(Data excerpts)
════

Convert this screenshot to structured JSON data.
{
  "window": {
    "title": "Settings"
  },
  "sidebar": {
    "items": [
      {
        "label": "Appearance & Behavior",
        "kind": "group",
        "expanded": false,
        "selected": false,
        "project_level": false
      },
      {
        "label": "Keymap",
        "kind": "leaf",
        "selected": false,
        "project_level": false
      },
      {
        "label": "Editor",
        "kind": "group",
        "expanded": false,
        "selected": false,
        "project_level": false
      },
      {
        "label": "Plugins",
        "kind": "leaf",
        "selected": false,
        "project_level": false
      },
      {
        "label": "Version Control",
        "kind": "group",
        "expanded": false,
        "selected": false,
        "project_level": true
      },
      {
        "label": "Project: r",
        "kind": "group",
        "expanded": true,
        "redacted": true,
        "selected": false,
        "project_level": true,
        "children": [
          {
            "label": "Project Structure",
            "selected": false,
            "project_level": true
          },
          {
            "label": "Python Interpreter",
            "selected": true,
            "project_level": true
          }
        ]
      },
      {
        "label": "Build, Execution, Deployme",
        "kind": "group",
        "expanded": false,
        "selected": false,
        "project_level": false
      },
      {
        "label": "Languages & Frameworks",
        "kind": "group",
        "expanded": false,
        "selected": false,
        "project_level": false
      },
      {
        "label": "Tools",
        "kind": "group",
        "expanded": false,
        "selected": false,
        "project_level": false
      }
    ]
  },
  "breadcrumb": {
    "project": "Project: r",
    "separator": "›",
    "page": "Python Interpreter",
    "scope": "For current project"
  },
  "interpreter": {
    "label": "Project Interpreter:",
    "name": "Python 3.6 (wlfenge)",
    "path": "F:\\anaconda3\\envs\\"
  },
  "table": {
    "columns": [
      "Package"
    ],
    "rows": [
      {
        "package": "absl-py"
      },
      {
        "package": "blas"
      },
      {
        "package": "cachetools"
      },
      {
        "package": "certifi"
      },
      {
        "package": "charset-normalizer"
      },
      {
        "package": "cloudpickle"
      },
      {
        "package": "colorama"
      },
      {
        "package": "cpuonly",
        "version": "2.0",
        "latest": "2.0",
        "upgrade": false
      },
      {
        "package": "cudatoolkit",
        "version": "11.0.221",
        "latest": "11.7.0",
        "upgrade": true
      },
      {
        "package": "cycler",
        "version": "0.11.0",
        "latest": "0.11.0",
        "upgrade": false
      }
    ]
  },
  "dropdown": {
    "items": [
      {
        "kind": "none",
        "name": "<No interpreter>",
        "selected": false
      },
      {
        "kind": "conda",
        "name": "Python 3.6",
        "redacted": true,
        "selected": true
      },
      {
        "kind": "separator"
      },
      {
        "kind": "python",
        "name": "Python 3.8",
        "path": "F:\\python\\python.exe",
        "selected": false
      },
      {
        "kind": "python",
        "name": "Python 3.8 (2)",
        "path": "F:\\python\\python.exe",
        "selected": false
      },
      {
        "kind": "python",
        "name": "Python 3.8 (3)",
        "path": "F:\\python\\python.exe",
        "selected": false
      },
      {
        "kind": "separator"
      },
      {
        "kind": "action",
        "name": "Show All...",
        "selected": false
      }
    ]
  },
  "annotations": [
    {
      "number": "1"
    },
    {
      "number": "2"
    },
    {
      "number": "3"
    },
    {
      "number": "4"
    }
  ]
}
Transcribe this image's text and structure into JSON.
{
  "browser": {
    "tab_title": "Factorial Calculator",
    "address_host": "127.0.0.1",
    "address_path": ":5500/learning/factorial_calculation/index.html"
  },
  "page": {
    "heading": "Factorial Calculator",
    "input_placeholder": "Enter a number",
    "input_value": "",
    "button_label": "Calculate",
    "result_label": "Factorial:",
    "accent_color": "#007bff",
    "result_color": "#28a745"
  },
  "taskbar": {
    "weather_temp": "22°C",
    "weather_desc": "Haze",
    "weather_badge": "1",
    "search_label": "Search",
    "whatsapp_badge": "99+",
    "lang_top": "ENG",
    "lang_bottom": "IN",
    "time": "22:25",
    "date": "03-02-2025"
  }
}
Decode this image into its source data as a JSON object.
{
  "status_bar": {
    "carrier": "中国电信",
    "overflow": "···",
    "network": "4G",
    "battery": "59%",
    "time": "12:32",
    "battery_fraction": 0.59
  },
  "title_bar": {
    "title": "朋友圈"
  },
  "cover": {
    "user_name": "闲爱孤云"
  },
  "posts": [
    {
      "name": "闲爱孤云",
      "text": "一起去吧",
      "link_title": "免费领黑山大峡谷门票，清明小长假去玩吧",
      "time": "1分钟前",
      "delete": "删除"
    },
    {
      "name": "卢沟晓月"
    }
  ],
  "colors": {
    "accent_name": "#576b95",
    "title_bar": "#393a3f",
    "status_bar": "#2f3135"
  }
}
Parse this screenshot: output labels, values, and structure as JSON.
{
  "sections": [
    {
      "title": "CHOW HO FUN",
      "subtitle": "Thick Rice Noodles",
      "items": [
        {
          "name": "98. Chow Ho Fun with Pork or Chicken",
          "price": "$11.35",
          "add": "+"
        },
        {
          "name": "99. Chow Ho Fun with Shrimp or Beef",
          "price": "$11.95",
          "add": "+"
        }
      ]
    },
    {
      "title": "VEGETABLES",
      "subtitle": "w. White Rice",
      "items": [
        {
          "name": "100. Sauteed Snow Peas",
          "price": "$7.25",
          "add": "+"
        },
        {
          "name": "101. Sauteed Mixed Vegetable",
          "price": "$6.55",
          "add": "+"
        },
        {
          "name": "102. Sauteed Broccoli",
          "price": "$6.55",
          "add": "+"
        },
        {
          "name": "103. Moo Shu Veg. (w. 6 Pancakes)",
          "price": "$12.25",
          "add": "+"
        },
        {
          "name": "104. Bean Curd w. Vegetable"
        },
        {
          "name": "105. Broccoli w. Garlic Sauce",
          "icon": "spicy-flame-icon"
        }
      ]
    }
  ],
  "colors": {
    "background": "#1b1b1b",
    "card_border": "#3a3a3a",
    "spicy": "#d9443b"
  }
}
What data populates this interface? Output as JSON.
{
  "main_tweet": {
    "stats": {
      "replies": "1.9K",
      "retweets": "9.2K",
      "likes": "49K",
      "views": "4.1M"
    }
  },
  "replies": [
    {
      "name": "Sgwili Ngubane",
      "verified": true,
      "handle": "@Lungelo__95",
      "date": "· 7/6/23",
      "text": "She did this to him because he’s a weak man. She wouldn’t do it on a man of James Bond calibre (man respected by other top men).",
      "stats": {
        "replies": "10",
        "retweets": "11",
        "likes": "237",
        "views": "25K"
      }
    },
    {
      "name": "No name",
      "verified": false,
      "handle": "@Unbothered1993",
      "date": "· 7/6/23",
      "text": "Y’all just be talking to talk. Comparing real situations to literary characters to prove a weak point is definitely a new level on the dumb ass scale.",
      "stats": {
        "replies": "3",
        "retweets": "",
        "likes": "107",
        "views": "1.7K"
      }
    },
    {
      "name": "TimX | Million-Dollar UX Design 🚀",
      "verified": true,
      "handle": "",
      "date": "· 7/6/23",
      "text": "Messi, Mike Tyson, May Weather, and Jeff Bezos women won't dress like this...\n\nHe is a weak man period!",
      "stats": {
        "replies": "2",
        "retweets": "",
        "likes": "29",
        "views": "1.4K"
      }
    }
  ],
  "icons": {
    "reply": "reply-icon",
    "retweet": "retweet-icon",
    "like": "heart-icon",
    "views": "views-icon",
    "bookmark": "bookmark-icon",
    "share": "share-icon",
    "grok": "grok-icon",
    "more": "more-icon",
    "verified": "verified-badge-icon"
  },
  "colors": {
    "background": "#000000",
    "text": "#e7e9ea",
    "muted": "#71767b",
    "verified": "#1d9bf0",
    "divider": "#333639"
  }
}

════

### Exercise aim
Write the entire listing out again, word for word.

### Result below
Convert this screenshot to structured JSON data.
{
  "window": {
    "title": "Settings"
  },
  "sidebar": {
    "items": [
      {
        "label": "Appearance & Behavior",
        "kind": "group",
        "expanded": false,
        "selected": false,
        "project_level": false
      },
      {
        "label": "Keymap",
        "kind": "leaf",
        "selected": false,
        "project_level": false
      },
      {
        "label": "Editor",
        "kind": "group",
        "expanded": false,
        "selected": false,
        "project_level": false
      },
      {
        "label": "Plugins",
        "kind": "leaf",
        "selected": false,
        "project_level": false
      },
      {
        "label": "Version Control",
        "kind": "group",
        "expanded": false,
        "selected": false,
        "project_level": true
      },
      {
        "label": "Project: r",
        "kind": "group",
        "expanded": true,
        "redacted": true,
        "selected": false,
        "project_level": true,
        "children": [
          {
            "label": "Project Structure",
            "selected": false,
            "project_level": true
          },
          {
            "label": "Python Interpreter",
            "selected": true,
            "project_level": true
          }
        ]
      },
      {
        "label": "Build, Execution, Deployme",
        "kind": "group",
        "expanded": false,
        "selected": false,
        "project_level": false
      },
      {
        "label": "Languages & Frameworks",
        "kind": "group",
        "expanded": false,
        "selected": false,
        "project_level": false
      },
      {
        "label": "Tools",
        "kind": "group",
        "expanded": false,
        "selected": false,
        "project_level": false
      }
    ]
  },
  "breadcrumb": {
    "project": "Project: r",
    "separator": "›",
    "page": "Python Interpreter",
    "scope": "For current project"
  },
  "interpreter": {
    "label": "Project Interpreter:",
    "name": "Python 3.6 (wlfenge)",
    "path": "F:\\anaconda3\\envs\\"
  },
  "table": {
    "columns": [
      "Package"
    ],
    "rows": [
      {
        "package": "absl-py"
      },
      {
        "package": "blas"
      },
      {
        "package": "cachetools"
      },
      {
        "package": "certifi"
      },
      {
        "package": "charset-normalizer"
      },
      {
        "package": "cloudpickle"
      },
      {
        "package": "colorama"
      },
      {
        "package": "cpuonly",
        "version": "2.0",
        "latest": "2.0",
        "upgrade": false
      },
      {
        "package": "cudatoolkit",
        "version": "11.0.221",
        "latest": "11.7.0",
        "upgrade": true
      },
      {
        "package": "cycler",
        "version": "0.11.0",
        "latest": "0.11.0",
        "upgrade": false
      }
    ]
  },
  "dropdown": {
    "items": [
      {
        "kind": "none",
        "name": "<No interpreter>",
        "selected": false
      },
      {
        "kind": "conda",
        "name": "Python 3.6",
        "redacted": true,
        "selected": true
      },
      {
        "kind": "separator"
      },
      {
        "kind": "python",
        "name": "Python 3.8",
        "path": "F:\\python\\python.exe",
        "selected": false
      },
      {
        "kind": "python",
        "name": "Python 3.8 (2)",
        "path": "F:\\python\\python.exe",
        "selected": false
      },
      {
        "kind": "python",
        "name": "Python 3.8 (3)",
        "path": "F:\\python\\python.exe",
        "selected": false
      },
      {
        "kind": "separator"
      },
      {
        "kind": "action",
        "name": "Show All...",
        "selected": false
      }
    ]
  },
  "annotations": [
    {
      "number": "1"
    },
    {
      "number": "2"
    },
    {
      "number": "3"
    },
    {
      "number": "4"
    }
  ]
}
Transcribe this image's text and structure into JSON.
{
  "browser": {
    "tab_title": "Factorial Calculator",
    "address_host": "127.0.0.1",
    "address_path": ":5500/learning/factorial_calculation/index.html"
  },
  "page": {
    "heading": "Factorial Calculator",
    "input_placeholder": "Enter a number",
    "input_value": "",
    "button_label": "Calculate",
    "result_label": "Factorial:",
    "accent_color": "#007bff",
    "result_color": "#28a745"
  },
  "taskbar": {
    "weather_temp": "22°C",
    "weather_desc": "Haze",
    "weather_badge": "1",
    "search_label": "Search",
    "whatsapp_badge": "99+",
    "lang_top": "ENG",
    "lang_bottom": "IN",
    "time": "22:25",
    "date": "03-02-2025"
  }
}
Decode this image into its source data as a JSON object.
{
  "status_bar": {
    "carrier": "中国电信",
    "overflow": "···",
    "network": "4G",
    "battery": "59%",
    "time": "12:32",
    "battery_fraction": 0.59
  },
  "title_bar": {
    "title": "朋友圈"
  },
  "cover": {
    "user_name": "闲爱孤云"
  },
  "posts": [
    {
      "name": "闲爱孤云",
      "text": "一起去吧",
      "link_title": "免费领黑山大峡谷门票，清明小长假去玩吧",
      "time": "1分钟前",
      "delete": "删除"
    },
    {
      "name": "卢沟晓月"
    }
  ],
  "colors": {
    "accent_name": "#576b95",
    "title_bar": "#393a3f",
    "status_bar": "#2f3135"
  }
}
Parse this screenshot: output labels, values, and structure as JSON.
{
  "sections": [
    {
      "title": "CHOW HO FUN",
      "subtitle": "Thick Rice Noodles",
      "items": [
        {
          "name": "98. Chow Ho Fun with Pork or Chicken",
          "price": "$11.35",
          "add": "+"
        },
        {
          "name": "99. Chow Ho Fun with Shrimp or Beef",
          "price": "$11.95",
          "add": "+"
        }
      ]
    },
    {
      "title": "VEGETABLES",
      "subtitle": "w. White Rice",
      "items": [
        {
          "name": "100. Sauteed Snow Peas",
          "price": "$7.25",
          "add": "+"
        },
        {
          "name": "101. Sauteed Mixed Vegetable",
          "price": "$6.55",
          "add": "+"
        },
        {
          "name": "102. Sauteed Broccoli",
          "price": "$6.55",
          "add": "+"
        },
        {
          "name": "103. Moo Shu Veg. (w. 6 Pancakes)",
          "price": "$12.25",
          "add": "+"
        },
        {
          "name": "104. Bean Curd w. Vegetable"
        },
        {
          "name": "105. Broccoli w. Garlic Sauce",
          "icon": "spicy-flame-icon"
        }
      ]
    }
  ],
  "colors": {
    "background": "#1b1b1b",
    "card_border": "#3a3a3a",
    "spicy": "#d9443b"
  }
}
What data populates this interface? Output as JSON.
{
  "main_tweet": {
    "stats": {
      "replies": "1.9K",
      "retweets": "9.2K",
      "likes": "49K",
      "views": "4.1M"
    }
  },
  "replies": [
    {
      "name": "Sgwili Ngubane",
      "verified": true,
      "handle": "@Lungelo__95",
      "date": "· 7/6/23",
      "text": "She did this to him because he’s a weak man. She wouldn’t do it on a man of James Bond calibre (man respected by other top men).",
      "stats": {
        "replies": "10",
        "retweets": "11",
        "likes": "237",
        "views": "25K"
      }
    },
    {
      "name": "No name",
      "verified": false,
      "handle": "@Unbothered1993",
      "date": "· 7/6/23",
      "text": "Y’all just be talking to talk. Comparing real situations to literary characters to prove a weak point is definitely a new level on the dumb ass scale.",
      "stats": {
        "replies": "3",
        "retweets": "",
        "likes": "107",
        "views": "1.7K"
      }
    },
    {
      "name": "TimX | Million-Dollar UX Design 🚀",
      "verified": true,
      "handle": "",
      "date": "· 7/6/23",
      "text": "Messi, Mike Tyson, May Weather, and Jeff Bezos women won't dress like this...\n\nHe is a weak man period!",
      "stats": {
        "replies": "2",
        "retweets": "",
        "likes": "29",
        "views": "1.4K"
      }
    }
  ],
  "icons": {
    "reply": "reply-icon",
    "retweet": "retweet-icon",
    "like": "heart-icon",
    "views": "views-icon",
    "bookmark": "bookmark-icon",
    "share": "share-icon",
    "grok": "grok-icon",
    "more": "more-icon",
    "verified": "verified-badge-icon"
  },
  "colors": {
    "background": "#000000",
    "text": "#e7e9ea",
    "muted": "#71767b",
    "verified": "#1d9bf0",
    "divider": "#333639"
  }
}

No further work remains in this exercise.